**GIVEN TASK**
Print the entries that appear below, exactly as written and without their pictures.

**SUPPLIED MATERIAL**

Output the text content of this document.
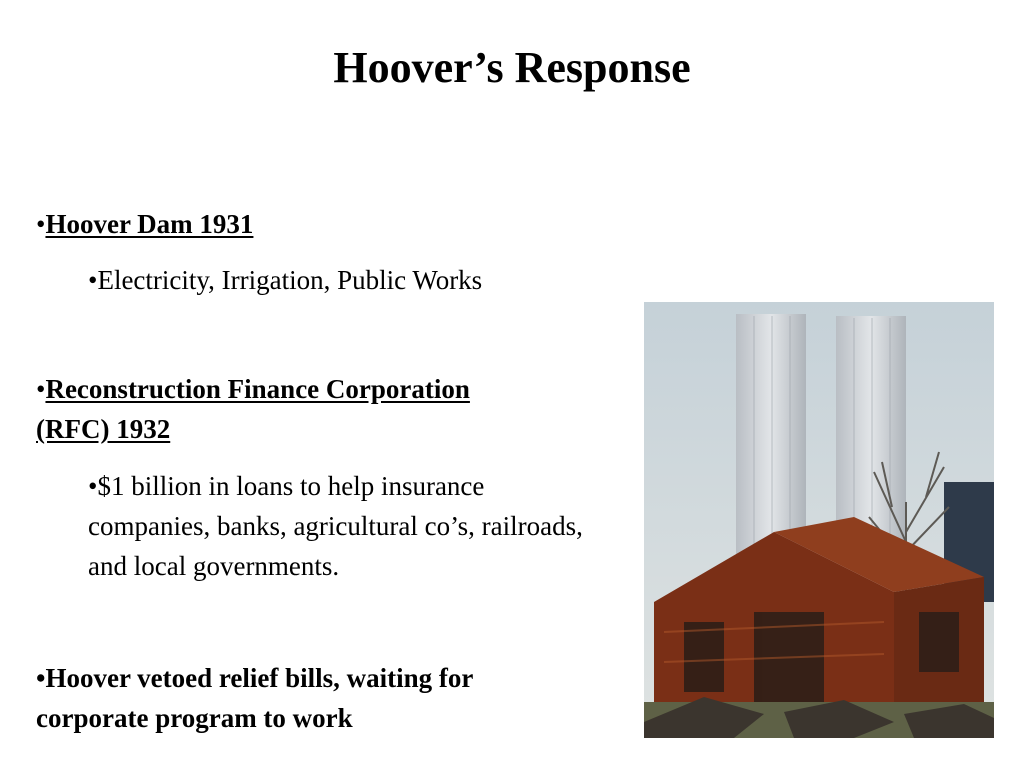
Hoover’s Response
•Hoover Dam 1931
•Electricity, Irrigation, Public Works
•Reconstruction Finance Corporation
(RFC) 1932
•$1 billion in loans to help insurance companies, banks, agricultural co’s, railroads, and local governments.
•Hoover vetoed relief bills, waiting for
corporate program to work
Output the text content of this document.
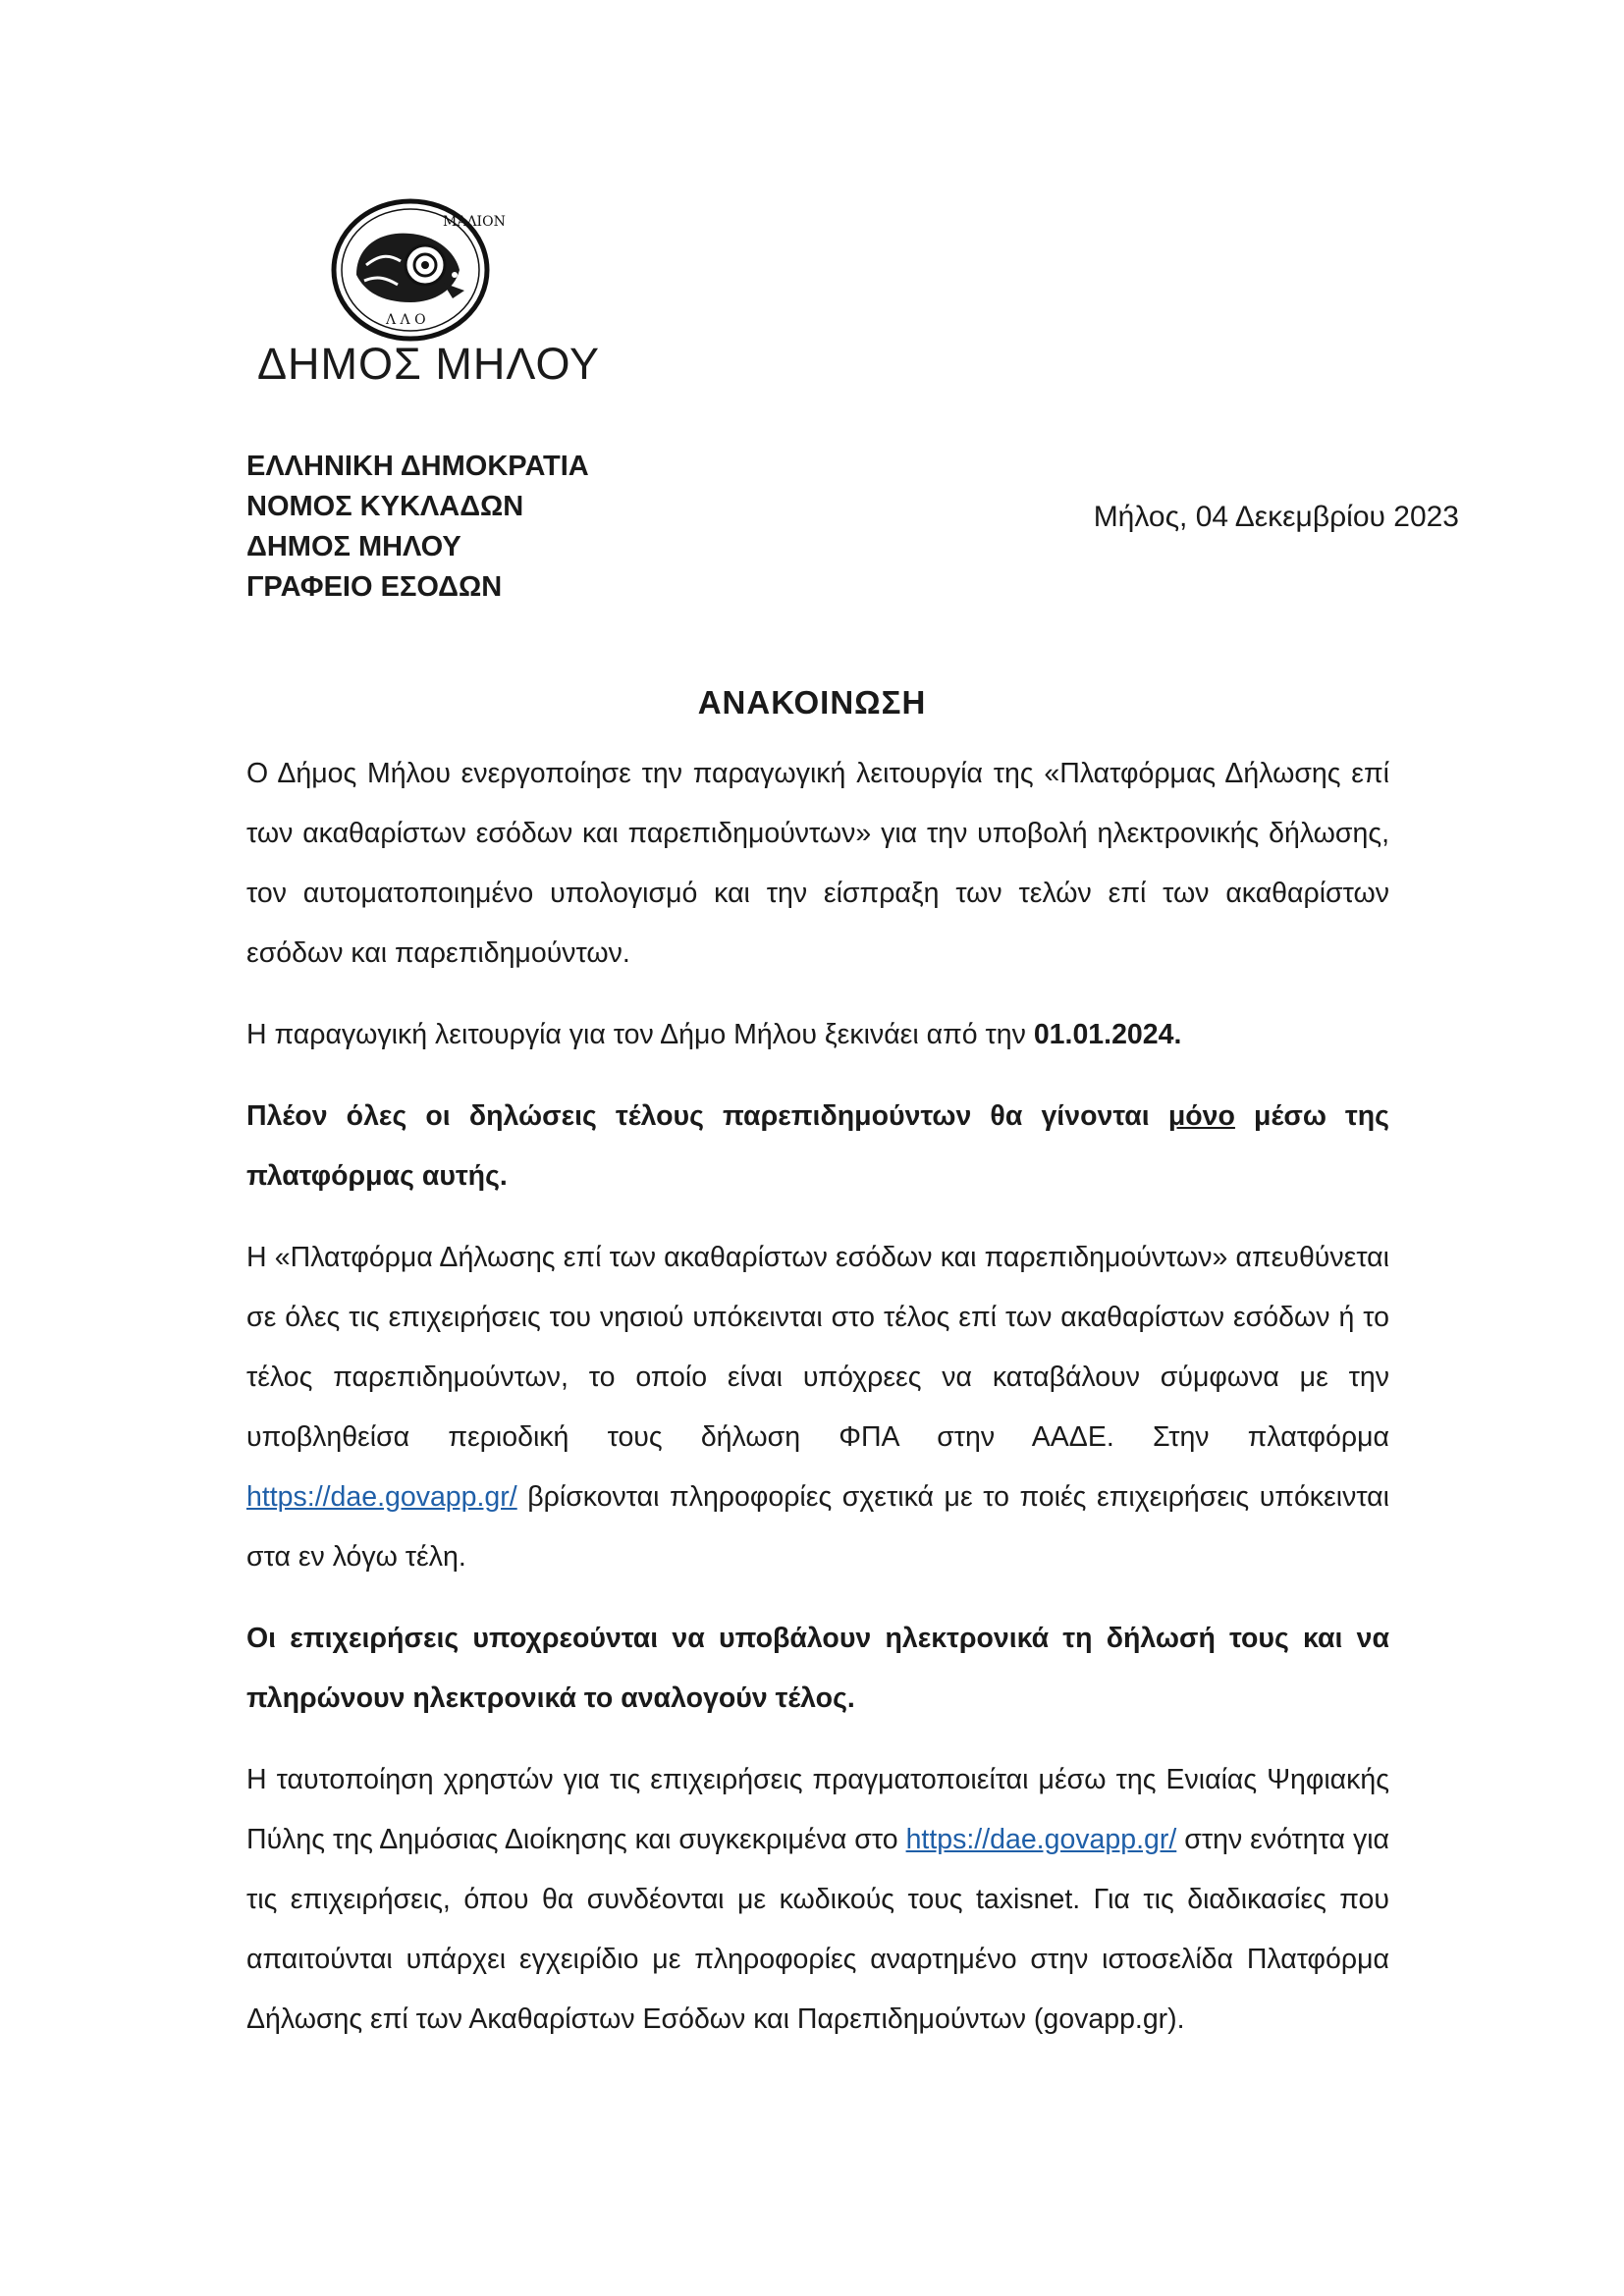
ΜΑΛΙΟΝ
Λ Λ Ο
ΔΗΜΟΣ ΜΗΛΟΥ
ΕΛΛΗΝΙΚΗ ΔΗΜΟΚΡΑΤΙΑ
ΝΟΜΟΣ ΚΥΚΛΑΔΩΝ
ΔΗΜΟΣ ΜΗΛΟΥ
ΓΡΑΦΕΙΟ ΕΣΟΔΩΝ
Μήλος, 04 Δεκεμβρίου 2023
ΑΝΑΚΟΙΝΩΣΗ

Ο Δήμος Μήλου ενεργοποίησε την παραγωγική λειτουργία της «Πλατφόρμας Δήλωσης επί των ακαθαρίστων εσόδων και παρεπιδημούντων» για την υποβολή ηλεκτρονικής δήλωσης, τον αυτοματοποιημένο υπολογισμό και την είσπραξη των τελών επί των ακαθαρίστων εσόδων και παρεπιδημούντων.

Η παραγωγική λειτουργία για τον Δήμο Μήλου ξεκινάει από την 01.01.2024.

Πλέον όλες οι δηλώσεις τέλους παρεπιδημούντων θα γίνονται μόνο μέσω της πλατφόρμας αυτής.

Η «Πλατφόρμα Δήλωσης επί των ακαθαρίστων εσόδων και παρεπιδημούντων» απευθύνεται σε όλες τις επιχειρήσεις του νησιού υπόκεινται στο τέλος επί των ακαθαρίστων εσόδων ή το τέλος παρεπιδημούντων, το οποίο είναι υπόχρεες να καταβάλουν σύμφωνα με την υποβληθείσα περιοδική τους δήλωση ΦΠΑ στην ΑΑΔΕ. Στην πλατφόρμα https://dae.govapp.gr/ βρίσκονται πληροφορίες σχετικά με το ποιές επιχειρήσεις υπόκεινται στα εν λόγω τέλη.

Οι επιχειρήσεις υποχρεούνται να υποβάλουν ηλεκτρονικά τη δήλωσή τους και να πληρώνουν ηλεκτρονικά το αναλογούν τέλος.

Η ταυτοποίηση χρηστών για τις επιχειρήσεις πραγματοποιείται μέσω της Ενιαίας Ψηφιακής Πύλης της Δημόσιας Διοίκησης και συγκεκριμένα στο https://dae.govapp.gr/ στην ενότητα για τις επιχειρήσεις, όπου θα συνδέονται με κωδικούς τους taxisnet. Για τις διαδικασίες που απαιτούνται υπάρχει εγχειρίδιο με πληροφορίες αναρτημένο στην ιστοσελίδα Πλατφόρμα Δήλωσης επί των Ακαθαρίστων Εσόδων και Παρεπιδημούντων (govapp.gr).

**THE RESULT**
Output the text content of this document.
Hoover’s Response
•Hoover Dam 1931
•Electricity, Irrigation, Public Works
•Reconstruction Finance Corporation
(RFC) 1932
•$1 billion in loans to help insurance companies, banks, agricultural co’s, railroads, and local governments.
•Hoover vetoed relief bills, waiting for
corporate program to work
Output the text content of this document.
ΜΑΛΙΟΝ
Λ Λ Ο
ΔΗΜΟΣ ΜΗΛΟΥ
ΕΛΛΗΝΙΚΗ ΔΗΜΟΚΡΑΤΙΑ
ΝΟΜΟΣ ΚΥΚΛΑΔΩΝ
ΔΗΜΟΣ ΜΗΛΟΥ
ΓΡΑΦΕΙΟ ΕΣΟΔΩΝ
Μήλος, 04 Δεκεμβρίου 2023
ΑΝΑΚΟΙΝΩΣΗ

Ο Δήμος Μήλου ενεργοποίησε την παραγωγική λειτουργία της «Πλατφόρμας Δήλωσης επί των ακαθαρίστων εσόδων και παρεπιδημούντων» για την υποβολή ηλεκτρονικής δήλωσης, τον αυτοματοποιημένο υπολογισμό και την είσπραξη των τελών επί των ακαθαρίστων εσόδων και παρεπιδημούντων.

Η παραγωγική λειτουργία για τον Δήμο Μήλου ξεκινάει από την 01.01.2024.

Πλέον όλες οι δηλώσεις τέλους παρεπιδημούντων θα γίνονται μόνο μέσω της πλατφόρμας αυτής.

Η «Πλατφόρμα Δήλωσης επί των ακαθαρίστων εσόδων και παρεπιδημούντων» απευθύνεται σε όλες τις επιχειρήσεις του νησιού υπόκεινται στο τέλος επί των ακαθαρίστων εσόδων ή το τέλος παρεπιδημούντων, το οποίο είναι υπόχρεες να καταβάλουν σύμφωνα με την υποβληθείσα περιοδική τους δήλωση ΦΠΑ στην ΑΑΔΕ. Στην πλατφόρμα https://dae.govapp.gr/ βρίσκονται πληροφορίες σχετικά με το ποιές επιχειρήσεις υπόκεινται στα εν λόγω τέλη.

Οι επιχειρήσεις υποχρεούνται να υποβάλουν ηλεκτρονικά τη δήλωσή τους και να πληρώνουν ηλεκτρονικά το αναλογούν τέλος.

Η ταυτοποίηση χρηστών για τις επιχειρήσεις πραγματοποιείται μέσω της Ενιαίας Ψηφιακής Πύλης της Δημόσιας Διοίκησης και συγκεκριμένα στο https://dae.govapp.gr/ στην ενότητα για τις επιχειρήσεις, όπου θα συνδέονται με κωδικούς τους taxisnet. Για τις διαδικασίες που απαιτούνται υπάρχει εγχειρίδιο με πληροφορίες αναρτημένο στην ιστοσελίδα Πλατφόρμα Δήλωσης επί των Ακαθαρίστων Εσόδων και Παρεπιδημούντων (govapp.gr).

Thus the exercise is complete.